_INSTRUCTIONS FOR THE TASK_
Gather up the lines that contain "ψεκάζεται".

********************

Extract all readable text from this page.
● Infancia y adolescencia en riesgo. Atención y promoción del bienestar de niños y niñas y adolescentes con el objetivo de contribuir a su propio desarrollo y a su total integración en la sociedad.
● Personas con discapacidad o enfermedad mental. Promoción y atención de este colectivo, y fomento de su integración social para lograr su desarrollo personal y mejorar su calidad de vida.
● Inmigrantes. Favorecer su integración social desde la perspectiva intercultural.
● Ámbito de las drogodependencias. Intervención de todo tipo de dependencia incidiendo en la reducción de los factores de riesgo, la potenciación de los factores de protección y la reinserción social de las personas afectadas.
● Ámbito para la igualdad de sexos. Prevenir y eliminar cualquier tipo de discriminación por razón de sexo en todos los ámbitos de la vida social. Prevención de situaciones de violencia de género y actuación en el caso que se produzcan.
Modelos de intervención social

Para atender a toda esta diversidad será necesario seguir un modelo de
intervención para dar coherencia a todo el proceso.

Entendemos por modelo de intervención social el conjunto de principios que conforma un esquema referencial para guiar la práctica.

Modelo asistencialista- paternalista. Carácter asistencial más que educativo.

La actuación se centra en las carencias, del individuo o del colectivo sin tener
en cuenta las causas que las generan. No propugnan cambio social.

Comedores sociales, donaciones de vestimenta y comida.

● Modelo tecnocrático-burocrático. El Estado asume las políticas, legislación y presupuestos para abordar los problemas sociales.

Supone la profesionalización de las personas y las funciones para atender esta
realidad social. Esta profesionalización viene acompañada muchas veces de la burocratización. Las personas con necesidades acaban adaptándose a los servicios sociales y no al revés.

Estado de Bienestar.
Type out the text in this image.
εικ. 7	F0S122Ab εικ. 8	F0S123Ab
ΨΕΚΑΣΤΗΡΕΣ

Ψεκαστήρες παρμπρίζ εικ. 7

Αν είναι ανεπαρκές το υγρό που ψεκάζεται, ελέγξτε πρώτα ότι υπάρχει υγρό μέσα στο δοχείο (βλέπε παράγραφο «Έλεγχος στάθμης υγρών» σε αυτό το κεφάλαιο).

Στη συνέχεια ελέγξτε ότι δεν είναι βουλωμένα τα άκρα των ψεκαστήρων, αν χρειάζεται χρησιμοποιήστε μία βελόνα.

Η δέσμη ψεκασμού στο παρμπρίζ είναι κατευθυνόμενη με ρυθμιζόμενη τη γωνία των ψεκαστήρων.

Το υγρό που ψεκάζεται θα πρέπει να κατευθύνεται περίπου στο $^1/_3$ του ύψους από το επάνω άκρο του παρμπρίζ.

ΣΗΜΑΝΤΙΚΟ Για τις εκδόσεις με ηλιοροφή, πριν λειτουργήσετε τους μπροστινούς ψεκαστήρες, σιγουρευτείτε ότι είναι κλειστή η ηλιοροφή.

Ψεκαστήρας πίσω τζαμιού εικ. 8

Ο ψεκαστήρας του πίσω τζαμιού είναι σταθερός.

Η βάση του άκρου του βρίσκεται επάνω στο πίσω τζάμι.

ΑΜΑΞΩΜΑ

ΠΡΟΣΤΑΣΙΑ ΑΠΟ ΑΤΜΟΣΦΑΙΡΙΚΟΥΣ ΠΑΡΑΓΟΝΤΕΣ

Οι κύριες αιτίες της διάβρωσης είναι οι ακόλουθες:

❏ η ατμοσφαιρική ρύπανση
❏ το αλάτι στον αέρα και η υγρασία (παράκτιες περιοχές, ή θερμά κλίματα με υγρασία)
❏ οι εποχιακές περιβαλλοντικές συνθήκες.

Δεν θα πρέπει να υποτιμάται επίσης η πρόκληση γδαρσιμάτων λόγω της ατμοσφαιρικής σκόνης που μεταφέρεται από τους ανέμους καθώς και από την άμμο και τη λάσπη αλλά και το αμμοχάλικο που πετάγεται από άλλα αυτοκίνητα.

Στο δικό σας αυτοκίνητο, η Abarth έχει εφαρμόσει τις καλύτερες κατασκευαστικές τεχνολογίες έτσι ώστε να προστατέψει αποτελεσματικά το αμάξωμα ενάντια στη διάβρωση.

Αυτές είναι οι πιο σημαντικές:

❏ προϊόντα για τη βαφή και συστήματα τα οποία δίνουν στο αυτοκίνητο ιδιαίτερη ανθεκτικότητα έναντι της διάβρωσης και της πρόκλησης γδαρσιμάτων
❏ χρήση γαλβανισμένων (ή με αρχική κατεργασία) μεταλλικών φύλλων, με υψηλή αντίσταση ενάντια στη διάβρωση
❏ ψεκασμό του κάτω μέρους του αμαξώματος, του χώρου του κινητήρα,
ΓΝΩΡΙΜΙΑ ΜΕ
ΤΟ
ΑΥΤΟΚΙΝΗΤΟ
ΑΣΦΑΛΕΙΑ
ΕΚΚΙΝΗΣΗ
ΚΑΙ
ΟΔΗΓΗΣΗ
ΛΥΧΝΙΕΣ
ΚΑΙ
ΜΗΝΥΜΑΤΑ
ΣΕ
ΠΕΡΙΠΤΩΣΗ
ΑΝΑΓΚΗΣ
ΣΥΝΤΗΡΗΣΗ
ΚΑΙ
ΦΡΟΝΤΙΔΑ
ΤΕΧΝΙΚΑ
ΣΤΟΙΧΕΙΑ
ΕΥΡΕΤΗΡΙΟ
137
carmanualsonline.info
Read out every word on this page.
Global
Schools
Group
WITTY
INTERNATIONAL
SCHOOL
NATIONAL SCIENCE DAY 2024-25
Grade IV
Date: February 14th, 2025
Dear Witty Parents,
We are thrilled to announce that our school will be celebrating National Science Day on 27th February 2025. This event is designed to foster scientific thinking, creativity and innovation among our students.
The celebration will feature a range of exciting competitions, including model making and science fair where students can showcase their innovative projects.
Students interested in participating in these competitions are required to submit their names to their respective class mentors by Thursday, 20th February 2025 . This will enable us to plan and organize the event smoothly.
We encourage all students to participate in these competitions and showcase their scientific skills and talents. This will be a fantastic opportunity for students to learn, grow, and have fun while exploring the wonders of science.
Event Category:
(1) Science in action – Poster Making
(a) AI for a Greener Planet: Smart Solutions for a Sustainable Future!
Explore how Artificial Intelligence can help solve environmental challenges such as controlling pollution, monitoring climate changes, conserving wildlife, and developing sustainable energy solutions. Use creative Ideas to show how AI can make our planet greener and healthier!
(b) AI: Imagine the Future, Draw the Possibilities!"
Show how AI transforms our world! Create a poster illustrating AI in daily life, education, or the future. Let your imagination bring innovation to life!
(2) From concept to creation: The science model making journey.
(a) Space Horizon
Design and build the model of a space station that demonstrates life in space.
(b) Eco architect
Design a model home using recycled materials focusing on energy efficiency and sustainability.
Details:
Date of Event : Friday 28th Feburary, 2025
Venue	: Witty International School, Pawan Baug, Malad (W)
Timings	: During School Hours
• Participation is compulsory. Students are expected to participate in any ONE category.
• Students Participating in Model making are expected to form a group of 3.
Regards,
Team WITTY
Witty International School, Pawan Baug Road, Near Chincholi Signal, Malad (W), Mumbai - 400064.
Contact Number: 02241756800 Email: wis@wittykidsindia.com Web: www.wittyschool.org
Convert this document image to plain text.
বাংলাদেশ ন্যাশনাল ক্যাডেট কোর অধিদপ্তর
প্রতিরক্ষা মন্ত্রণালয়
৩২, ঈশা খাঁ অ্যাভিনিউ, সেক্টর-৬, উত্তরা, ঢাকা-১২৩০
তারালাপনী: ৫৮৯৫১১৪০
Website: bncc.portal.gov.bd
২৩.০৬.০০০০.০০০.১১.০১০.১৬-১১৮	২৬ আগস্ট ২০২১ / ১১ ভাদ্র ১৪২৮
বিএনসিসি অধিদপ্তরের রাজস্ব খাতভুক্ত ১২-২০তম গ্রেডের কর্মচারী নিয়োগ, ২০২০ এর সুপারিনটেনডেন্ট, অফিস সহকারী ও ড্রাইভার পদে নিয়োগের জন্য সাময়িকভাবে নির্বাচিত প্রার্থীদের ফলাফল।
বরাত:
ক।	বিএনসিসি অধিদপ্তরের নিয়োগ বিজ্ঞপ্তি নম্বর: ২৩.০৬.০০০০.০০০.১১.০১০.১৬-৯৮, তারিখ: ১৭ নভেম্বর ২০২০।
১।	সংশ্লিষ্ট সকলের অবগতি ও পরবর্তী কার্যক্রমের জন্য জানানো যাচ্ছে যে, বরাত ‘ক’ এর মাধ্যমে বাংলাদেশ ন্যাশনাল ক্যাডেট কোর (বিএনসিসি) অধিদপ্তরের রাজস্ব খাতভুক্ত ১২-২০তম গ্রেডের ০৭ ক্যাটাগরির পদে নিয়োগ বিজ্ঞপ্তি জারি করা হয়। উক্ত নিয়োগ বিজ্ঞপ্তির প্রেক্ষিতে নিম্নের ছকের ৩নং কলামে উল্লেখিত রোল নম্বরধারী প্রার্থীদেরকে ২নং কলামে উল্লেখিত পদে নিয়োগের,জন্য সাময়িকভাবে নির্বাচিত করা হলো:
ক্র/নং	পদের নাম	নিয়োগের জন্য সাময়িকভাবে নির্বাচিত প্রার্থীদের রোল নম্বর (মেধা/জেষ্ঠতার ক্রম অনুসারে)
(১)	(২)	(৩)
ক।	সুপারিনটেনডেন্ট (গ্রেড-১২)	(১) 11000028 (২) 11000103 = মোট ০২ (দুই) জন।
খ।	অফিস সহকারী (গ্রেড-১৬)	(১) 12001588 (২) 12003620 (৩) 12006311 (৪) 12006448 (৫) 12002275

********************

_ANSWER IN FULL_
Αν είναι ανεπαρκές το υγρό που ψεκάζεται, ελέγξτε πρώτα ότι υπάρχει υγρό μέσα στο δοχείο (βλέπε παράγραφο «Έλεγχος στάθμης υγρών» σε αυτό το κεφάλαιο).
Το υγρό που ψεκάζεται θα πρέπει να κατευθύνεται περίπου στο $^1/_3$ του ύψους από το επάνω άκρο του παρμπρίζ.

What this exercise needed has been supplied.